◆ Challenge: Leaving the pictures aside, transcribe every line below exactly.

◆ Supplied information:
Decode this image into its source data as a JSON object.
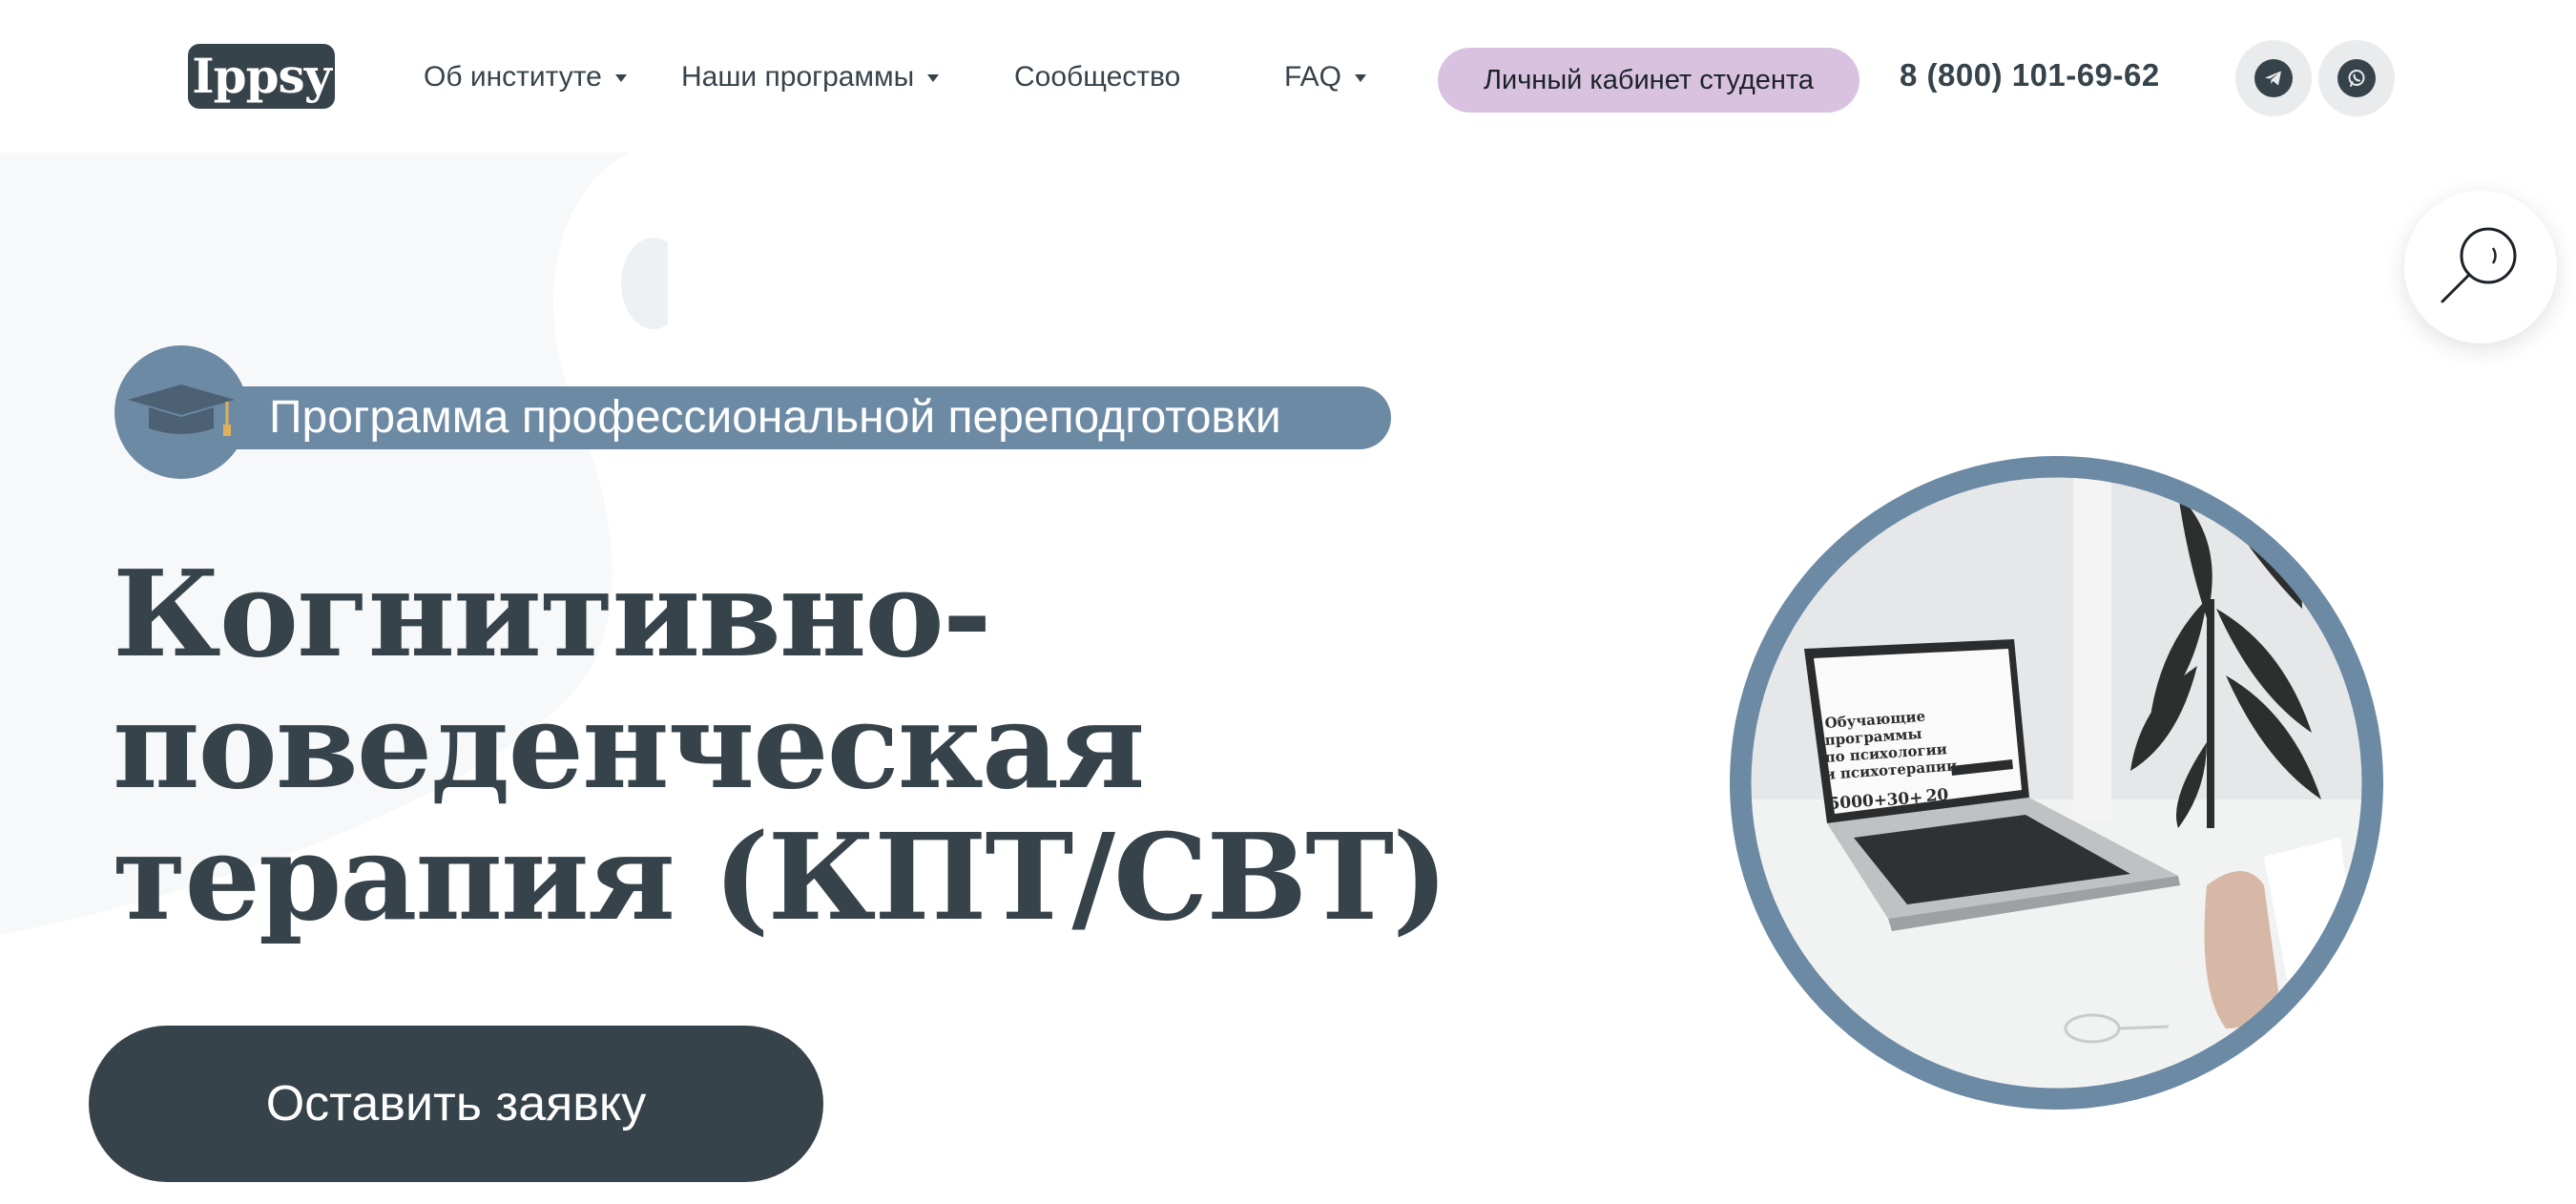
{
  "header": {
    "logo_text": "Ippsy",
    "nav": [
      {
        "label": "Об институте",
        "has_dropdown": true
      },
      {
        "label": "Наши программы",
        "has_dropdown": true
      },
      {
        "label": "Сообщество",
        "has_dropdown": false
      },
      {
        "label": "FAQ",
        "has_dropdown": true
      }
    ],
    "cabinet_label": "Личный кабинет студента",
    "phone": "8 (800) 101-69-62",
    "socials": [
      "telegram-icon",
      "whatsapp-icon"
    ]
  },
  "hero": {
    "badge_label": "Программа профессиональной переподготовки",
    "badge_icon": "graduation-cap-icon",
    "title_lines": [
      "Когнитивно-",
      "поведенческая",
      "терапия (КПТ/CBT)"
    ],
    "cta_label": "Оставить заявку"
  },
  "laptop_screen": {
    "heading_lines": [
      "Обучающие",
      "программы",
      "по психологии",
      "и психотерапии"
    ],
    "stats": [
      "5000+",
      "30+",
      "20"
    ]
  },
  "colors": {
    "text_dark": "#37434b",
    "accent_blue": "#6d8aa5",
    "cabinet_bg": "#d8c2e0",
    "social_bg": "#e9ebed"
  }
}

◆ Solution to this problem:
Decode this image into its source data as a JSON object.
{
  "header": {
    "logo_text": "Ippsy",
    "nav": [
      {
        "label": "Об институте",
        "has_dropdown": true
      },
      {
        "label": "Наши программы",
        "has_dropdown": true
      },
      {
        "label": "Сообщество",
        "has_dropdown": false
      },
      {
        "label": "FAQ",
        "has_dropdown": true
      }
    ],
    "cabinet_label": "Личный кабинет студента",
    "phone": "8 (800) 101-69-62",
    "socials": [
      "telegram-icon",
      "whatsapp-icon"
    ]
  },
  "hero": {
    "badge_label": "Программа профессиональной переподготовки",
    "badge_icon": "graduation-cap-icon",
    "title_lines": [
      "Когнитивно-",
      "поведенческая",
      "терапия (КПТ/CBT)"
    ],
    "cta_label": "Оставить заявку"
  },
  "laptop_screen": {
    "heading_lines": [
      "Обучающие",
      "программы",
      "по психологии",
      "и психотерапии"
    ],
    "stats": [
      "5000+",
      "30+",
      "20"
    ]
  },
  "colors": {
    "text_dark": "#37434b",
    "accent_blue": "#6d8aa5",
    "cabinet_bg": "#d8c2e0",
    "social_bg": "#e9ebed"
  }
}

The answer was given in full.